-- Start Entries provided --

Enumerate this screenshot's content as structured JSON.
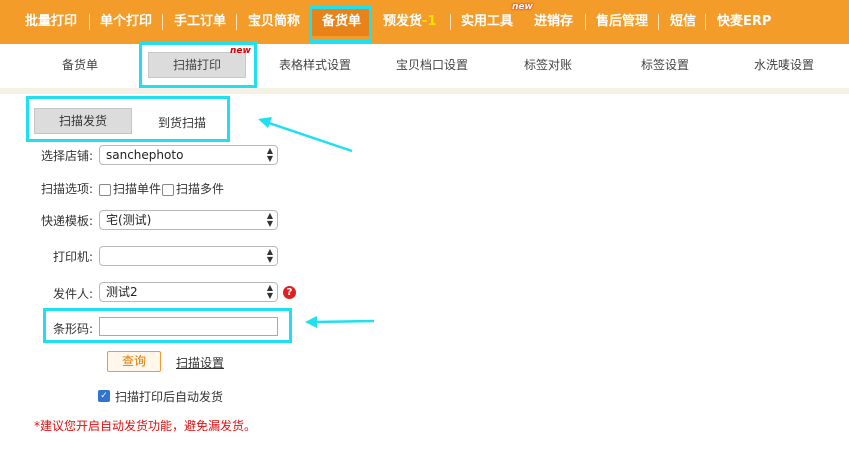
{
  "topnav": {
    "items": [
      "批量打印",
      "单个打印",
      "手工订单",
      "宝贝简称",
      "备货单",
      "预发货",
      "实用工具",
      "进销存",
      "售后管理",
      "短信",
      "快麦ERP"
    ],
    "prefahuo_badge": "-1",
    "new_badge": "new"
  },
  "subnav": {
    "items": [
      "备货单",
      "扫描打印",
      "表格样式设置",
      "宝贝档口设置",
      "标签对账",
      "标签设置",
      "水洗唛设置"
    ],
    "new_badge": "new"
  },
  "tabs": [
    "扫描发货",
    "到货扫描"
  ],
  "form": {
    "shop_label": "选择店铺:",
    "shop_value": "sanchephoto",
    "scan_option_label": "扫描选项:",
    "scan_single": "扫描单件",
    "scan_multi": "扫描多件",
    "express_label": "快递模板:",
    "express_value": "宅(测试)",
    "printer_label": "打印机:",
    "printer_value": "",
    "sender_label": "发件人:",
    "sender_value": "测试2",
    "barcode_label": "条形码:",
    "barcode_value": "",
    "query_button": "查询",
    "scan_settings_link": "扫描设置",
    "auto_ship_label": "扫描打印后自动发货",
    "warning": "*建议您开启自动发货功能，避免漏发货。"
  },
  "colors": {
    "nav_orange": "#f39c2a",
    "highlight_cyan": "#1ee0f0",
    "warning_red": "#e01010"
  }
}
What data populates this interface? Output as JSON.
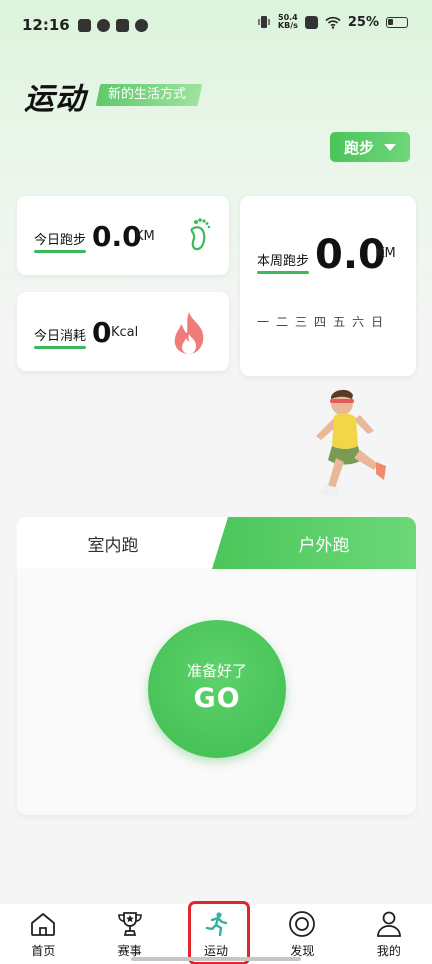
{
  "status_bar": {
    "time": "12:16",
    "network_speed": "50.4",
    "network_unit": "KB/s",
    "battery": "25%"
  },
  "header": {
    "title": "运动",
    "slogan": "新的生活方式"
  },
  "sport_select": {
    "value": "跑步"
  },
  "today_run": {
    "label": "今日跑步",
    "value": "0.0",
    "unit": "KM"
  },
  "today_cal": {
    "label": "今日消耗",
    "value": "0",
    "unit": "Kcal"
  },
  "week_run": {
    "label": "本周跑步",
    "value": "0.0",
    "unit": "KM",
    "days": [
      "一",
      "二",
      "三",
      "四",
      "五",
      "六",
      "日"
    ]
  },
  "tabs": {
    "indoor": "室内跑",
    "outdoor": "户外跑"
  },
  "go_button": {
    "ready": "准备好了",
    "go": "GO"
  },
  "nav": [
    {
      "label": "首页",
      "icon": "home-icon"
    },
    {
      "label": "赛事",
      "icon": "trophy-icon"
    },
    {
      "label": "运动",
      "icon": "runner-icon"
    },
    {
      "label": "发现",
      "icon": "discover-icon"
    },
    {
      "label": "我的",
      "icon": "user-icon"
    }
  ],
  "colors": {
    "accent": "#3fbd50",
    "highlight": "#e0262b"
  }
}
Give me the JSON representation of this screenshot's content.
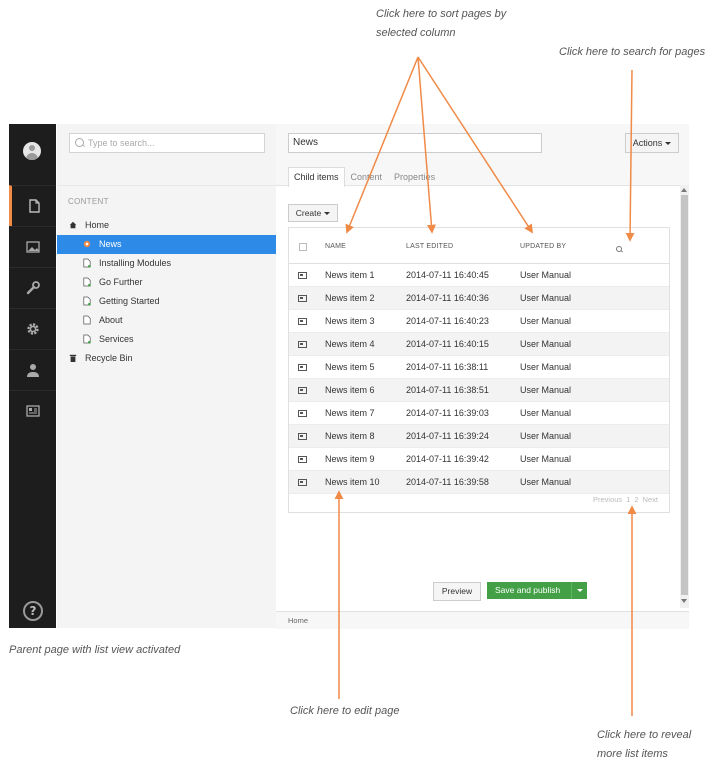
{
  "annotations": {
    "sort_line1": "Click here to sort pages by",
    "sort_line2": "selected column",
    "search": "Click here to search for pages",
    "caption": "Parent page with list view activated",
    "edit": "Click here to edit page",
    "reveal_line1": "Click here to reveal",
    "reveal_line2": "more list items"
  },
  "colors": {
    "accent_orange": "#f08a47",
    "selected_blue": "#2d8ae6",
    "publish_green": "#43a047",
    "sidebar_dark": "#1d1d1d"
  },
  "sidebar_icons": [
    "avatar-icon",
    "document-icon",
    "media-icon",
    "wrench-icon",
    "gear-icon",
    "user-icon",
    "id-card-icon",
    "help-icon"
  ],
  "tree": {
    "search_placeholder": "Type to search...",
    "section_label": "CONTENT",
    "items": [
      {
        "label": "Home",
        "icon": "home-icon"
      },
      {
        "label": "News",
        "icon": "folder-icon"
      },
      {
        "label": "Installing Modules",
        "icon": "page-icon"
      },
      {
        "label": "Go Further",
        "icon": "page-icon"
      },
      {
        "label": "Getting Started",
        "icon": "page-icon"
      },
      {
        "label": "About",
        "icon": "page-icon"
      },
      {
        "label": "Services",
        "icon": "page-icon"
      },
      {
        "label": "Recycle Bin",
        "icon": "trash-icon"
      }
    ]
  },
  "editor": {
    "name_value": "News",
    "actions_label": "Actions",
    "tabs": [
      "Child items",
      "Content",
      "Properties"
    ],
    "create_label": "Create",
    "columns": [
      "NAME",
      "LAST EDITED",
      "UPDATED BY"
    ],
    "rows": [
      {
        "name": "News item 1",
        "edited": "2014-07-11 16:40:45",
        "by": "User Manual"
      },
      {
        "name": "News item 2",
        "edited": "2014-07-11 16:40:36",
        "by": "User Manual"
      },
      {
        "name": "News item 3",
        "edited": "2014-07-11 16:40:23",
        "by": "User Manual"
      },
      {
        "name": "News item 4",
        "edited": "2014-07-11 16:40:15",
        "by": "User Manual"
      },
      {
        "name": "News item 5",
        "edited": "2014-07-11 16:38:11",
        "by": "User Manual"
      },
      {
        "name": "News item 6",
        "edited": "2014-07-11 16:38:51",
        "by": "User Manual"
      },
      {
        "name": "News item 7",
        "edited": "2014-07-11 16:39:03",
        "by": "User Manual"
      },
      {
        "name": "News item 8",
        "edited": "2014-07-11 16:39:24",
        "by": "User Manual"
      },
      {
        "name": "News item 9",
        "edited": "2014-07-11 16:39:42",
        "by": "User Manual"
      },
      {
        "name": "News item 10",
        "edited": "2014-07-11 16:39:58",
        "by": "User Manual"
      }
    ],
    "pager": {
      "previous": "Previous",
      "page1": "1",
      "page2": "2",
      "next": "Next"
    },
    "preview_label": "Preview",
    "save_label": "Save and publish",
    "breadcrumb": "Home"
  }
}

-- End Entries provided --

Collect each line containing the string "list".

    "caption": "Parent page with list view activated",
    "reveal_line2": "more list items"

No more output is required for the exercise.